*Work to do*: Wherever the string "Illinois" appears in a line, extract that line.

- - -

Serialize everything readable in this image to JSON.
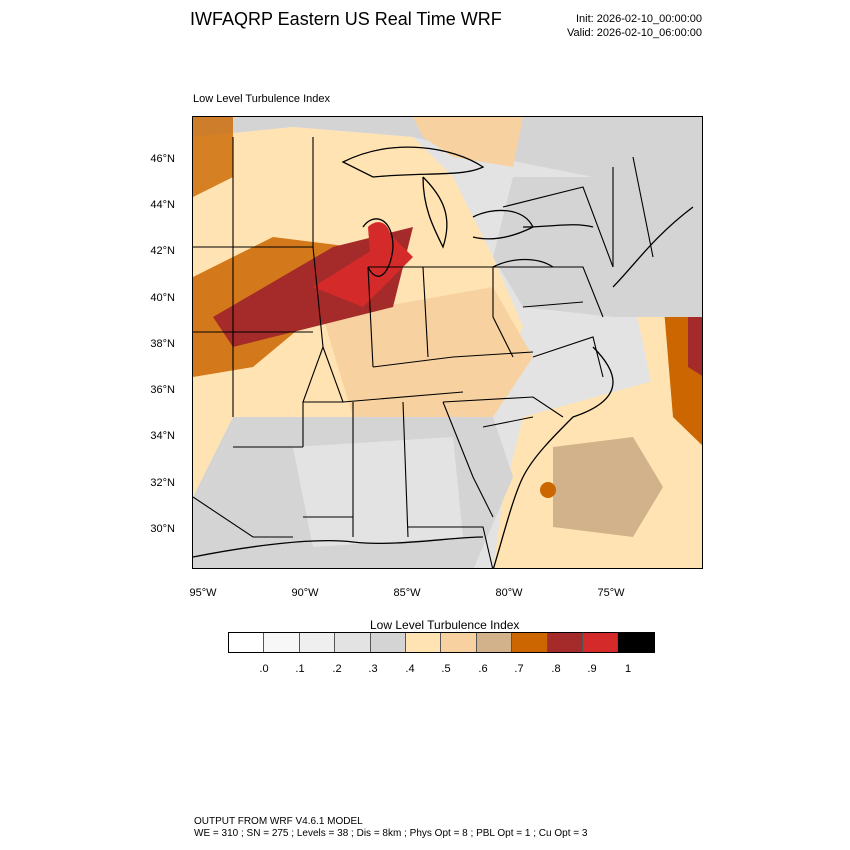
{
  "header": {
    "title": "IWFAQRP Eastern US Real Time WRF",
    "init": "Init: 2026-02-10_00:00:00",
    "valid": "Valid: 2026-02-10_06:00:00"
  },
  "map": {
    "subtitle": "Low Level Turbulence Index",
    "lat_labels": [
      "46°N",
      "44°N",
      "42°N",
      "40°N",
      "38°N",
      "36°N",
      "34°N",
      "32°N",
      "30°N"
    ],
    "lon_labels": [
      "95°W",
      "90°W",
      "85°W",
      "80°W",
      "75°W"
    ],
    "field_regions": [
      {
        "area": "Lake Michigan / northern Illinois core",
        "level": 0.9
      },
      {
        "area": "Iowa / Missouri / Illinois band",
        "level": 0.8
      },
      {
        "area": "Kansas / Oklahoma / Arkansas",
        "level": 0.7
      },
      {
        "area": "Ohio Valley / Tennessee",
        "level": 0.5
      },
      {
        "area": "Gulf states",
        "level": 0.3
      },
      {
        "area": "Upper Great Lakes / Ontario",
        "level": 0.3
      },
      {
        "area": "New England / New York",
        "level": 0.3
      },
      {
        "area": "Western Atlantic offshore",
        "level": 0.7
      },
      {
        "area": "Far offshore Atlantic maximum",
        "level": 0.8
      }
    ]
  },
  "colorbar": {
    "title": "Low Level Turbulence Index",
    "colors": [
      "#ffffff",
      "#f7f7f7",
      "#efefef",
      "#e3e3e3",
      "#d4d4d4",
      "#ffe3b3",
      "#f7d2a0",
      "#d2b28a",
      "#cc6600",
      "#a52a2a",
      "#d42a2a",
      "#000000"
    ],
    "labels": [
      ".0",
      ".1",
      ".2",
      ".3",
      ".4",
      ".5",
      ".6",
      ".7",
      ".8",
      ".9",
      "1"
    ]
  },
  "footer": {
    "line1": "OUTPUT FROM WRF V4.6.1 MODEL",
    "line2": "WE = 310 ; SN = 275 ; Levels = 38 ; Dis = 8km ; Phys Opt = 8 ; PBL Opt = 1 ; Cu Opt = 3"
  }
}
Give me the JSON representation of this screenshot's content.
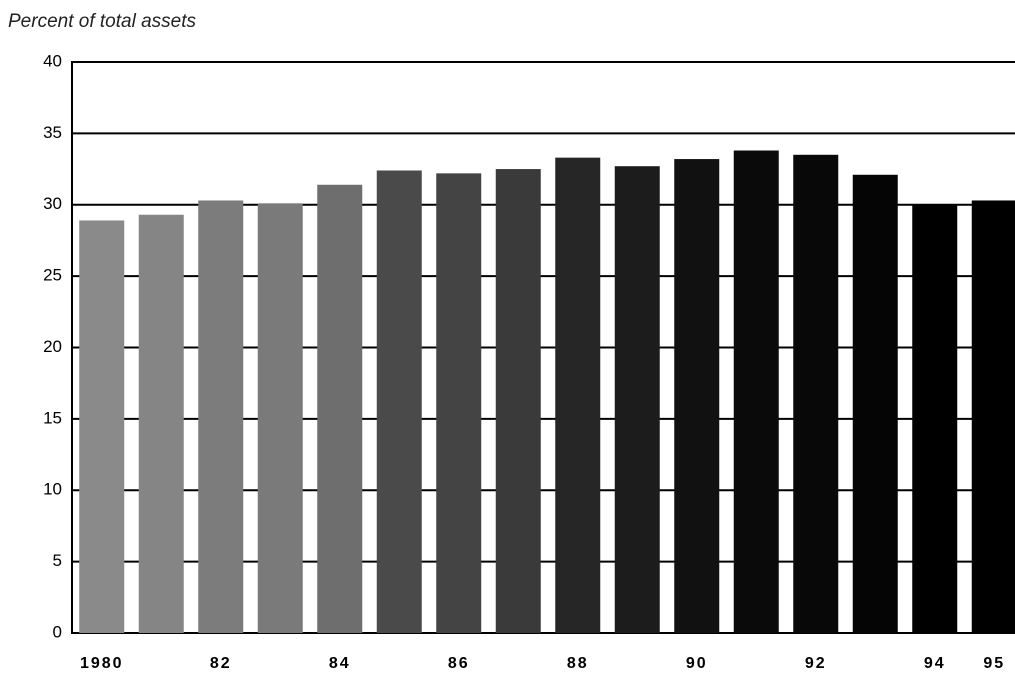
{
  "chart_data": {
    "type": "bar",
    "title": "Percent of total assets",
    "categories": [
      "1980",
      null,
      "82",
      null,
      "84",
      null,
      "86",
      null,
      "88",
      null,
      "90",
      null,
      "92",
      null,
      "94",
      "95"
    ],
    "values": [
      28.9,
      29.3,
      30.3,
      30.1,
      31.4,
      32.4,
      32.2,
      32.5,
      33.3,
      32.7,
      33.2,
      33.8,
      33.5,
      32.1,
      30.0,
      30.3
    ],
    "colors": [
      "#8a8a8a",
      "#858585",
      "#7c7c7c",
      "#7a7a7a",
      "#6e6e6e",
      "#4a4a4a",
      "#444444",
      "#3a3a3a",
      "#262626",
      "#1c1c1c",
      "#111111",
      "#0a0a0a",
      "#080808",
      "#050505",
      "#000000",
      "#000000"
    ],
    "ylim": [
      0,
      40
    ],
    "yticks": [
      0,
      5,
      10,
      15,
      20,
      25,
      30,
      35,
      40
    ],
    "grid": true
  }
}
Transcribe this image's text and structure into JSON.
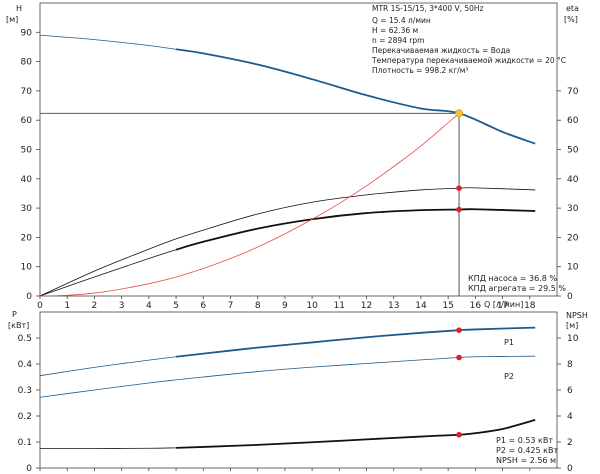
{
  "chart_data": [
    {
      "type": "line",
      "panel": "head-efficiency",
      "title": "MTR 1S-15/15, 3*400 V, 50Hz",
      "xlabel": "Q [л/мин]",
      "xlim": [
        0,
        19
      ],
      "x_ticks": [
        0,
        1,
        2,
        3,
        4,
        5,
        6,
        7,
        8,
        9,
        10,
        11,
        12,
        13,
        14,
        15,
        16,
        17,
        18
      ],
      "y_left": {
        "label": "H",
        "unit": "[м]",
        "ylim": [
          0,
          100
        ],
        "ticks": [
          0,
          10,
          20,
          30,
          40,
          50,
          60,
          70,
          80,
          90
        ]
      },
      "y_right": {
        "label": "eta",
        "unit": "[%]",
        "ylim": [
          0,
          100
        ],
        "ticks": [
          0,
          10,
          20,
          30,
          40,
          50,
          60,
          70
        ]
      },
      "info_lines": [
        "Q = 15.4 л/мин",
        "H = 62.36 м",
        "n = 2894 rpm",
        "Перекачиваемая жидкость = Вода",
        "Температура перекачиваемой жидкости = 20 °C",
        "Плотность = 998.2 кг/м³"
      ],
      "readouts": [
        "КПД насоса = 36.8 %",
        "КПД агрегата = 29.5 %"
      ],
      "grid": false,
      "duty_point": {
        "q": 15.4,
        "h": 62.36
      },
      "series": [
        {
          "axis": "left",
          "color": "#1f5a8a",
          "style": "thin-then-thick",
          "thick_from": 5,
          "x": [
            0,
            2,
            4,
            5,
            6,
            8,
            10,
            12,
            14,
            15.4,
            17,
            18.2
          ],
          "values": [
            89,
            87.5,
            85.5,
            84.2,
            82.8,
            79,
            74,
            68.5,
            64,
            62.36,
            56,
            52
          ]
        },
        {
          "axis": "right",
          "color": "#111111",
          "style": "thin",
          "x": [
            0,
            2,
            4,
            5,
            6,
            8,
            10,
            12,
            14,
            15.4,
            16,
            18.2
          ],
          "values": [
            0,
            8.5,
            16,
            19.5,
            22.5,
            28,
            32,
            34.5,
            36.2,
            36.8,
            36.9,
            36.2
          ],
          "marker_at": 15.4
        },
        {
          "axis": "right",
          "color": "#111111",
          "style": "thin-then-thick",
          "thick_from": 5,
          "x": [
            0,
            2,
            4,
            5,
            6,
            8,
            10,
            12,
            14,
            15.4,
            16,
            18.2
          ],
          "values": [
            0,
            6.5,
            12.8,
            15.8,
            18.5,
            23,
            26.2,
            28.3,
            29.3,
            29.5,
            29.6,
            29
          ],
          "marker_at": 15.4
        },
        {
          "axis": "left",
          "color": "#e84a4a",
          "style": "thin",
          "name": "system",
          "x": [
            0,
            1,
            2,
            3,
            4,
            5,
            6,
            7,
            8,
            9,
            10,
            11,
            12,
            13,
            14,
            15.4
          ],
          "values": [
            0,
            0.25,
            1,
            2.4,
            4.2,
            6.5,
            9.4,
            12.8,
            16.7,
            21.2,
            26.2,
            31.6,
            37.6,
            44.2,
            51.2,
            62.36
          ]
        }
      ]
    },
    {
      "type": "line",
      "panel": "power-npsh",
      "xlabel": "",
      "xlim": [
        0,
        19
      ],
      "y_left": {
        "label": "P",
        "unit": "[кВт]",
        "ylim": [
          0,
          0.6
        ],
        "ticks": [
          0,
          0.1,
          0.2,
          0.3,
          0.4,
          0.5
        ]
      },
      "y_right": {
        "label": "NPSH",
        "unit": "[м]",
        "ylim": [
          0,
          12
        ],
        "ticks": [
          0,
          2,
          4,
          6,
          8,
          10
        ]
      },
      "readouts": [
        "P1 = 0.53 кВт",
        "P2 = 0.425 кВт",
        "NPSH = 2.56 м"
      ],
      "grid": false,
      "series": [
        {
          "name": "P1",
          "axis": "left",
          "color": "#1f5a8a",
          "style": "thin-then-thick",
          "thick_from": 5,
          "x": [
            0,
            2,
            4,
            5,
            6,
            8,
            10,
            12,
            14,
            15.4,
            16,
            18.2
          ],
          "values": [
            0.355,
            0.387,
            0.415,
            0.428,
            0.44,
            0.463,
            0.483,
            0.503,
            0.52,
            0.53,
            0.533,
            0.54
          ],
          "marker_at": 15.4
        },
        {
          "name": "P2",
          "axis": "left",
          "color": "#1f5a8a",
          "style": "thin",
          "x": [
            0,
            2,
            4,
            5,
            6,
            8,
            10,
            12,
            14,
            15.4,
            16,
            18.2
          ],
          "values": [
            0.272,
            0.3,
            0.327,
            0.339,
            0.35,
            0.371,
            0.388,
            0.402,
            0.416,
            0.425,
            0.428,
            0.43
          ],
          "marker_at": 15.4
        },
        {
          "name": "NPSH",
          "axis": "right",
          "color": "#111111",
          "style": "thin-then-thick",
          "thick_from": 5,
          "x": [
            0,
            2,
            4,
            5,
            6,
            8,
            10,
            12,
            14,
            15.4,
            16,
            17,
            18.2
          ],
          "values": [
            1.5,
            1.5,
            1.52,
            1.55,
            1.62,
            1.78,
            1.98,
            2.2,
            2.42,
            2.56,
            2.68,
            3,
            3.7
          ],
          "marker_at": 15.4
        }
      ]
    }
  ],
  "colors": {
    "head": "#1f5a8a",
    "system": "#e84a4a",
    "marker": "#e02020",
    "duty": "#f2c230",
    "axis": "#444444"
  }
}
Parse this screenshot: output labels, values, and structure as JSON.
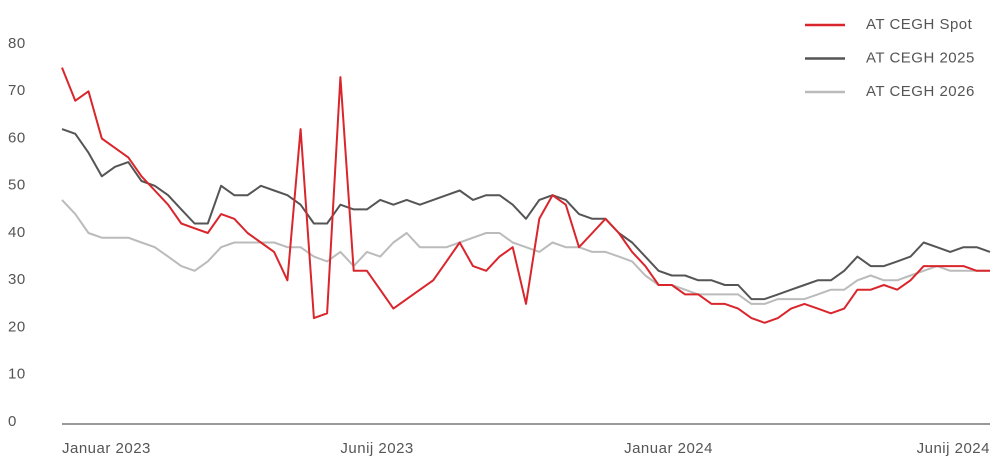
{
  "chart_data": {
    "type": "line",
    "x": [
      0,
      0.25,
      0.5,
      0.75,
      1,
      1.25,
      1.5,
      1.75,
      2,
      2.25,
      2.5,
      2.75,
      3,
      3.25,
      3.5,
      3.75,
      4,
      4.25,
      4.5,
      4.75,
      5,
      5.25,
      5.5,
      5.75,
      6,
      6.25,
      6.5,
      6.75,
      7,
      7.25,
      7.5,
      7.75,
      8,
      8.25,
      8.5,
      8.75,
      9,
      9.25,
      9.5,
      9.75,
      10,
      10.25,
      10.5,
      10.75,
      11,
      11.25,
      11.5,
      11.75,
      12,
      12.25,
      12.5,
      12.75,
      13,
      13.25,
      13.5,
      13.75,
      14,
      14.25,
      14.5,
      14.75,
      15,
      15.25,
      15.5,
      15.75,
      16,
      16.25,
      16.5,
      16.75,
      17,
      17.25,
      17.5
    ],
    "series": [
      {
        "name": "AT CEGH Spot",
        "color": "#d9262c",
        "values": [
          75,
          68,
          70,
          60,
          58,
          56,
          52,
          49,
          46,
          42,
          41,
          40,
          44,
          43,
          40,
          38,
          36,
          30,
          62,
          22,
          23,
          73,
          32,
          32,
          28,
          24,
          26,
          28,
          30,
          34,
          38,
          33,
          32,
          35,
          37,
          25,
          43,
          48,
          46,
          37,
          40,
          43,
          40,
          36,
          33,
          29,
          29,
          27,
          27,
          25,
          25,
          24,
          22,
          21,
          22,
          24,
          25,
          24,
          23,
          24,
          28,
          28,
          29,
          28,
          30,
          33,
          33,
          33,
          33,
          32,
          32
        ]
      },
      {
        "name": "AT CEGH 2025",
        "color": "#555555",
        "values": [
          62,
          61,
          57,
          52,
          54,
          55,
          51,
          50,
          48,
          45,
          42,
          42,
          50,
          48,
          48,
          50,
          49,
          48,
          46,
          42,
          42,
          46,
          45,
          45,
          47,
          46,
          47,
          46,
          47,
          48,
          49,
          47,
          48,
          48,
          46,
          43,
          47,
          48,
          47,
          44,
          43,
          43,
          40,
          38,
          35,
          32,
          31,
          31,
          30,
          30,
          29,
          29,
          26,
          26,
          27,
          28,
          29,
          30,
          30,
          32,
          35,
          33,
          33,
          34,
          35,
          38,
          37,
          36,
          37,
          37,
          36
        ]
      },
      {
        "name": "AT CEGH 2026",
        "color": "#bbbbbb",
        "values": [
          47,
          44,
          40,
          39,
          39,
          39,
          38,
          37,
          35,
          33,
          32,
          34,
          37,
          38,
          38,
          38,
          38,
          37,
          37,
          35,
          34,
          36,
          33,
          36,
          35,
          38,
          40,
          37,
          37,
          37,
          38,
          39,
          40,
          40,
          38,
          37,
          36,
          38,
          37,
          37,
          36,
          36,
          35,
          34,
          31,
          29,
          29,
          28,
          27,
          27,
          27,
          27,
          25,
          25,
          26,
          26,
          26,
          27,
          28,
          28,
          30,
          31,
          30,
          30,
          31,
          32,
          33,
          32,
          32,
          32,
          32
        ]
      }
    ],
    "xlim": [
      0,
      17.5
    ],
    "xticks": [
      {
        "value": 0,
        "label": "Januar 2023"
      },
      {
        "value": 5.25,
        "label": "Junij 2023"
      },
      {
        "value": 10.6,
        "label": "Januar 2024"
      },
      {
        "value": 17.5,
        "label": "Junij 2024"
      }
    ],
    "ylim": [
      0,
      80
    ],
    "yticks": [
      0,
      10,
      20,
      30,
      40,
      50,
      60,
      70,
      80
    ],
    "legend": "top-right"
  }
}
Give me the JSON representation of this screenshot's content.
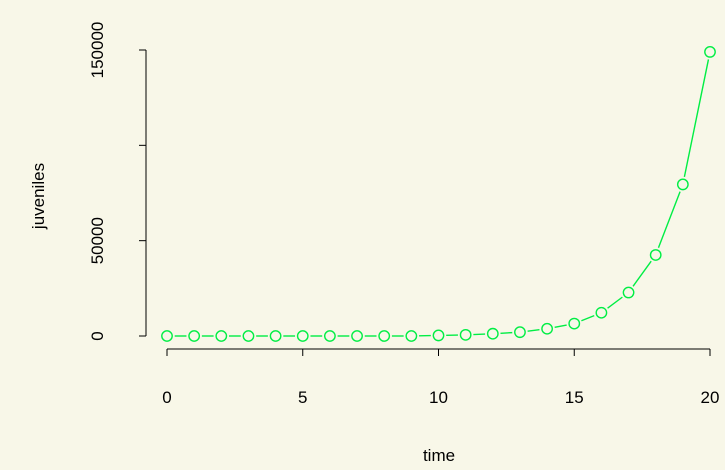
{
  "chart_data": {
    "type": "line",
    "title": "",
    "xlabel": "time",
    "ylabel": "juveniles",
    "x": [
      0,
      1,
      2,
      3,
      4,
      5,
      6,
      7,
      8,
      9,
      10,
      11,
      12,
      13,
      14,
      15,
      16,
      17,
      18,
      19,
      20
    ],
    "series": [
      {
        "values": [
          0,
          0,
          0,
          0,
          0,
          0,
          0,
          0,
          0,
          0,
          300,
          600,
          1200,
          2000,
          3800,
          6500,
          12200,
          22800,
          42500,
          79500,
          149000
        ],
        "color": "#00ee44",
        "style": "points-and-lines"
      }
    ],
    "xticks": [
      0,
      5,
      10,
      15,
      20
    ],
    "xtick_labels": [
      "0",
      "5",
      "10",
      "15",
      "20"
    ],
    "yticks": [
      0,
      50000,
      100000,
      150000
    ],
    "ytick_labels": [
      "0",
      "50000",
      "",
      "150000"
    ],
    "xlim": [
      0,
      20
    ],
    "ylim": [
      0,
      150000
    ],
    "grid": false,
    "background": "#f8f7e8"
  }
}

- - -

*Problem solution*:
        "area": "Lake Michigan / northern Illinois core",
        "area": "Iowa / Missouri / Illinois band",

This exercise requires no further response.